● **DIRECTIONS**:
Can you restate the records below word for word?

● **EXTRACTED MATERIAL**:
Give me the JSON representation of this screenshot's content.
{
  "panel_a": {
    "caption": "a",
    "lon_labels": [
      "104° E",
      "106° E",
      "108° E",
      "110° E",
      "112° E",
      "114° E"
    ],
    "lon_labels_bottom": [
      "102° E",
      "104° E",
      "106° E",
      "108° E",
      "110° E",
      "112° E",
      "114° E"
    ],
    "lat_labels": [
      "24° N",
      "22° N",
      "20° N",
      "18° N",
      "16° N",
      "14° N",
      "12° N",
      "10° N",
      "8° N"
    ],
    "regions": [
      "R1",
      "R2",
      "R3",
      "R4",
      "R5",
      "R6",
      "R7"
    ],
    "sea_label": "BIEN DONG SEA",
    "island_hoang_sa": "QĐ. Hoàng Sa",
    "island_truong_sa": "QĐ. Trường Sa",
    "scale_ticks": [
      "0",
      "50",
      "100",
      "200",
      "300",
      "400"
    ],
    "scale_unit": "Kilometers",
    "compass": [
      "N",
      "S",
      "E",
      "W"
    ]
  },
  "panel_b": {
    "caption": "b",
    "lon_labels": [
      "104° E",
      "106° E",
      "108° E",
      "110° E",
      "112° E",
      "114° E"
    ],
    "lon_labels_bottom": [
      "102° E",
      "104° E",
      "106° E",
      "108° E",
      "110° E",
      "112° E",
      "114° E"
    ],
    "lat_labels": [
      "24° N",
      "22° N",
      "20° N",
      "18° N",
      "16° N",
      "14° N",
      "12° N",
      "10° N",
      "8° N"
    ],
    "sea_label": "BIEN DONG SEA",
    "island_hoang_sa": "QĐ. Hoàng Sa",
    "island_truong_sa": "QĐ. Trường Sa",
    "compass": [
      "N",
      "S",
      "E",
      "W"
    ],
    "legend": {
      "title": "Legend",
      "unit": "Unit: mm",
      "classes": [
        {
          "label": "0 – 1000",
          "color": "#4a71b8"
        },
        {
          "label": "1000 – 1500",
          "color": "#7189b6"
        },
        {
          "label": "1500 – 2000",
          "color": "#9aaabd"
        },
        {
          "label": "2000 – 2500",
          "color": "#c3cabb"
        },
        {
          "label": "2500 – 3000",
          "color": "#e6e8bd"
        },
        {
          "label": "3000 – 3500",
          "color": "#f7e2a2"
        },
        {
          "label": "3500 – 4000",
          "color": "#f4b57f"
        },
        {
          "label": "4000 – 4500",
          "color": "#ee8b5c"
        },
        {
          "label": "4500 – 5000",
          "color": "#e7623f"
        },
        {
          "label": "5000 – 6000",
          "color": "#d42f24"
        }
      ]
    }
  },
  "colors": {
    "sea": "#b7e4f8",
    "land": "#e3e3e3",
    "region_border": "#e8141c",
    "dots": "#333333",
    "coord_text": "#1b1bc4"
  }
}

● **THE RESULT**:
Give me the JSON representation of this screenshot's content.
{
  "panel_a": {
    "caption": "a",
    "lon_labels": [
      "104° E",
      "106° E",
      "108° E",
      "110° E",
      "112° E",
      "114° E"
    ],
    "lon_labels_bottom": [
      "102° E",
      "104° E",
      "106° E",
      "108° E",
      "110° E",
      "112° E",
      "114° E"
    ],
    "lat_labels": [
      "24° N",
      "22° N",
      "20° N",
      "18° N",
      "16° N",
      "14° N",
      "12° N",
      "10° N",
      "8° N"
    ],
    "regions": [
      "R1",
      "R2",
      "R3",
      "R4",
      "R5",
      "R6",
      "R7"
    ],
    "sea_label": "BIEN DONG SEA",
    "island_hoang_sa": "QĐ. Hoàng Sa",
    "island_truong_sa": "QĐ. Trường Sa",
    "scale_ticks": [
      "0",
      "50",
      "100",
      "200",
      "300",
      "400"
    ],
    "scale_unit": "Kilometers",
    "compass": [
      "N",
      "S",
      "E",
      "W"
    ]
  },
  "panel_b": {
    "caption": "b",
    "lon_labels": [
      "104° E",
      "106° E",
      "108° E",
      "110° E",
      "112° E",
      "114° E"
    ],
    "lon_labels_bottom": [
      "102° E",
      "104° E",
      "106° E",
      "108° E",
      "110° E",
      "112° E",
      "114° E"
    ],
    "lat_labels": [
      "24° N",
      "22° N",
      "20° N",
      "18° N",
      "16° N",
      "14° N",
      "12° N",
      "10° N",
      "8° N"
    ],
    "sea_label": "BIEN DONG SEA",
    "island_hoang_sa": "QĐ. Hoàng Sa",
    "island_truong_sa": "QĐ. Trường Sa",
    "compass": [
      "N",
      "S",
      "E",
      "W"
    ],
    "legend": {
      "title": "Legend",
      "unit": "Unit: mm",
      "classes": [
        {
          "label": "0 – 1000",
          "color": "#4a71b8"
        },
        {
          "label": "1000 – 1500",
          "color": "#7189b6"
        },
        {
          "label": "1500 – 2000",
          "color": "#9aaabd"
        },
        {
          "label": "2000 – 2500",
          "color": "#c3cabb"
        },
        {
          "label": "2500 – 3000",
          "color": "#e6e8bd"
        },
        {
          "label": "3000 – 3500",
          "color": "#f7e2a2"
        },
        {
          "label": "3500 – 4000",
          "color": "#f4b57f"
        },
        {
          "label": "4000 – 4500",
          "color": "#ee8b5c"
        },
        {
          "label": "4500 – 5000",
          "color": "#e7623f"
        },
        {
          "label": "5000 – 6000",
          "color": "#d42f24"
        }
      ]
    }
  },
  "colors": {
    "sea": "#b7e4f8",
    "land": "#e3e3e3",
    "region_border": "#e8141c",
    "dots": "#333333",
    "coord_text": "#1b1bc4"
  }
}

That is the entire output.